• [LISTING]:
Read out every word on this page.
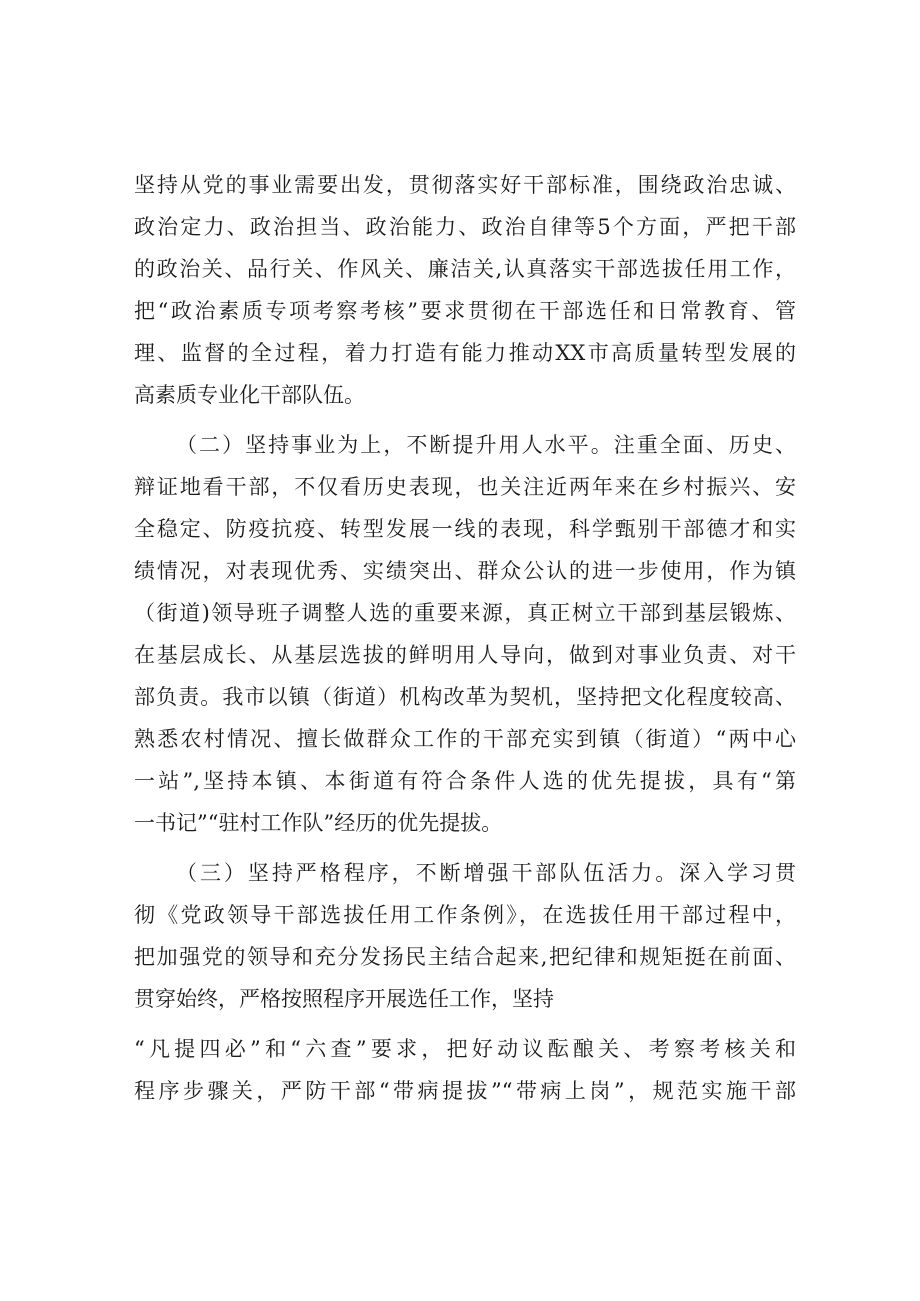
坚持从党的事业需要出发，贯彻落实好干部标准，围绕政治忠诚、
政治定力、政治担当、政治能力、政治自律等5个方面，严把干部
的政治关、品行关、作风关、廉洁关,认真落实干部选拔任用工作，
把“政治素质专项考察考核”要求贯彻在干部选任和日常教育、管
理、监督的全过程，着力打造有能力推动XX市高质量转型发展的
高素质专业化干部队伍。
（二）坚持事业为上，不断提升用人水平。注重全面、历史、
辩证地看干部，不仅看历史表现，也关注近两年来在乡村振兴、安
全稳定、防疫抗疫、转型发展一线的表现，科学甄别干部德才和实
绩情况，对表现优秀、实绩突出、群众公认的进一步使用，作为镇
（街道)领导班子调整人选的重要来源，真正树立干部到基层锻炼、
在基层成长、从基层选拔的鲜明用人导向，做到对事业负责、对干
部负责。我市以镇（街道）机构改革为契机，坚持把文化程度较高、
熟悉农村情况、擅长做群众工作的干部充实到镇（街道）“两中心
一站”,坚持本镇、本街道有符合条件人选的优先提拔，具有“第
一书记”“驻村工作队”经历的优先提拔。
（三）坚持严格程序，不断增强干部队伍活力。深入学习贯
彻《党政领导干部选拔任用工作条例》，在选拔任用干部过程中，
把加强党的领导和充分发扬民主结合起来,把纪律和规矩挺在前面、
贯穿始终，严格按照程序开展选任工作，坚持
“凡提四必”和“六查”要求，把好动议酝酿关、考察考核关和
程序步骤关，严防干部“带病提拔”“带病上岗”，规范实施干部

* * *

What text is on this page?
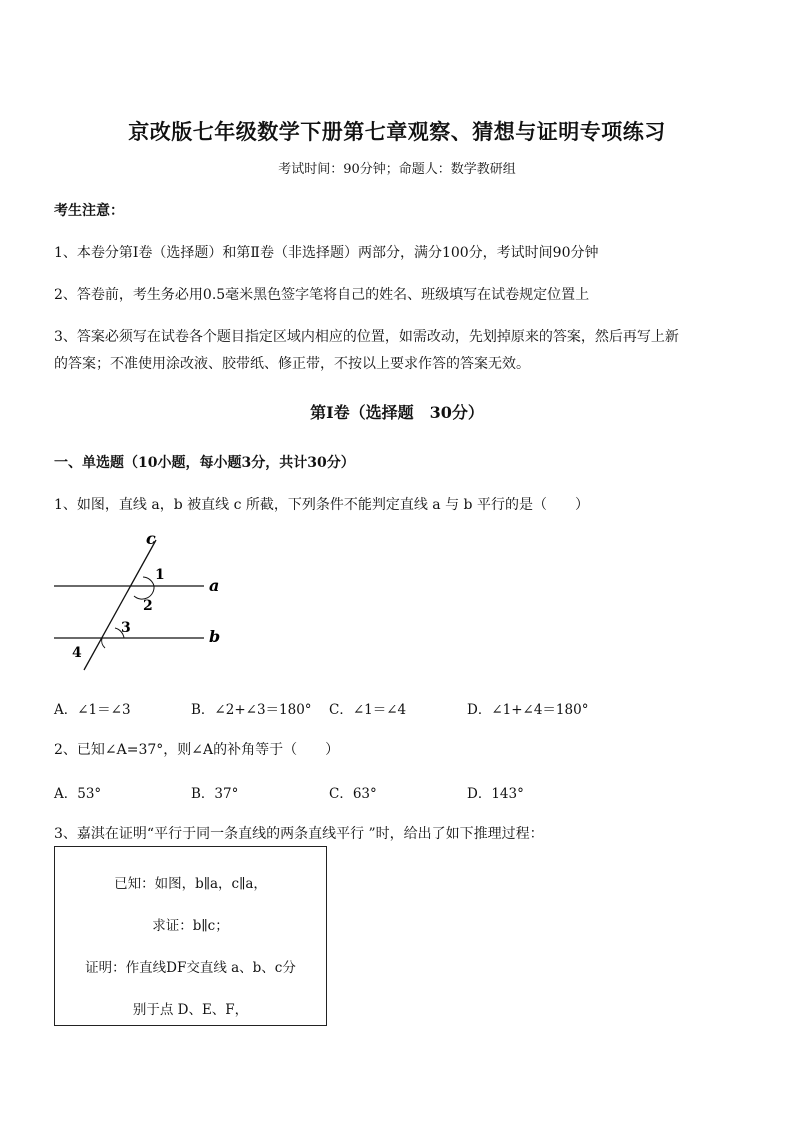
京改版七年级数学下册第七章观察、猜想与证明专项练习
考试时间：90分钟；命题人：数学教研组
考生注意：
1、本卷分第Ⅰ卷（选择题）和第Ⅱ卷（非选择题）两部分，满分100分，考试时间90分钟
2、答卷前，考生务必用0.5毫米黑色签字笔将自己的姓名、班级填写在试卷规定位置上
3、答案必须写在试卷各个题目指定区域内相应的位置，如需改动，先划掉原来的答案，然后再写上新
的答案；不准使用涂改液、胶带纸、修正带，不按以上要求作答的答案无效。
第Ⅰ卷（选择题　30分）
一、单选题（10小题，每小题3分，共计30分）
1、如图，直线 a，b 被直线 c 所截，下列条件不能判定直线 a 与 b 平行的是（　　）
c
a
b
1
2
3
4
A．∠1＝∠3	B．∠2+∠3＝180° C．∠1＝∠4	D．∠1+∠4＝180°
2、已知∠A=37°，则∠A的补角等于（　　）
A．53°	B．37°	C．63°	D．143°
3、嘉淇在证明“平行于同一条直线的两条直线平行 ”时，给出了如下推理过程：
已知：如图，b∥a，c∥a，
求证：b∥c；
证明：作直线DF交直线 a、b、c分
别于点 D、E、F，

...

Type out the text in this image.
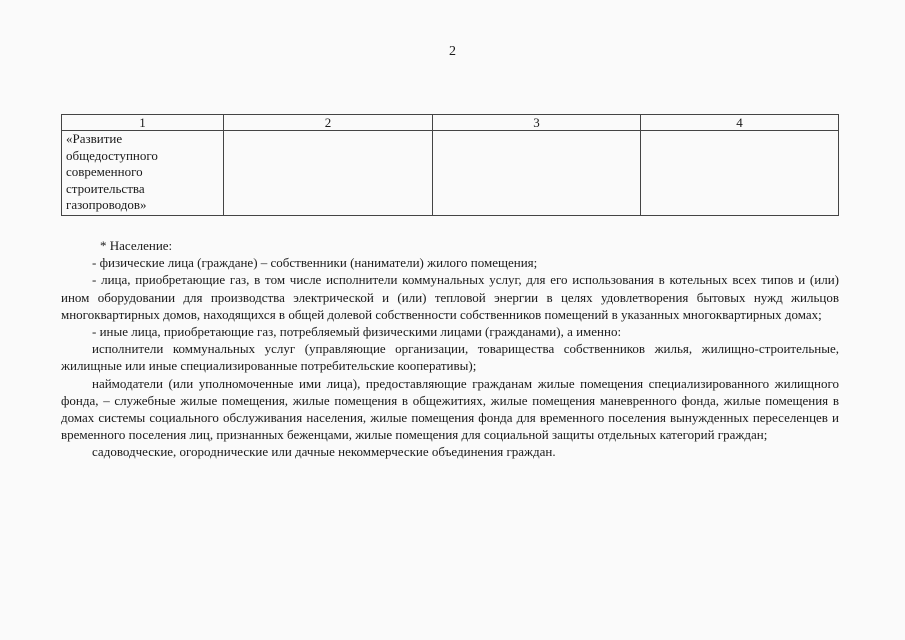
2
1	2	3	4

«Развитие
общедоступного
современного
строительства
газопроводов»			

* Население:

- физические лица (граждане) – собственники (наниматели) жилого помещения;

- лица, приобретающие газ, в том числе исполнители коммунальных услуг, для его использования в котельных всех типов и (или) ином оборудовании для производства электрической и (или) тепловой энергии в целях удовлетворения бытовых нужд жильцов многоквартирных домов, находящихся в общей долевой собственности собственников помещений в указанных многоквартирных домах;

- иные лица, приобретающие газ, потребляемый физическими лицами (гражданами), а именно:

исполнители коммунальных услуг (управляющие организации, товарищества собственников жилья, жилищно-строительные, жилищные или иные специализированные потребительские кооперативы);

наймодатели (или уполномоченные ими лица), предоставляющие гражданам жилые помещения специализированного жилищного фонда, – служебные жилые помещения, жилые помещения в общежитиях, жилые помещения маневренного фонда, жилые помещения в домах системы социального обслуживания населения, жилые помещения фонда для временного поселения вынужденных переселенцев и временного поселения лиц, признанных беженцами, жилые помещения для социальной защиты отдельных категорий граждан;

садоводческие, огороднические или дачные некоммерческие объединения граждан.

• [TASK]: Find the word "лица" in the data and show each line that holds it.

• [EXERCISE RESULT]:
- физические лица (граждане) – собственники (наниматели) жилого помещения;
- лица, приобретающие газ, в том числе исполнители коммунальных услуг, для его использования в котельных всех типов и (или) ином оборудовании для производства электрической и (или) тепловой энергии в целях удовлетворения бытовых нужд жильцов многоквартирных домов, находящихся в общей долевой собственности собственников помещений в указанных многоквартирных домах;
- иные лица, приобретающие газ, потребляемый физическими лицами (гражданами), а именно:
наймодатели (или уполномоченные ими лица), предоставляющие гражданам жилые помещения специализированного жилищного фонда, – служебные жилые помещения, жилые помещения в общежитиях, жилые помещения маневренного фонда, жилые помещения в домах системы социального обслуживания населения, жилые помещения фонда для временного поселения вынужденных переселенцев и временного поселения лиц, признанных беженцами, жилые помещения для социальной защиты отдельных категорий граждан;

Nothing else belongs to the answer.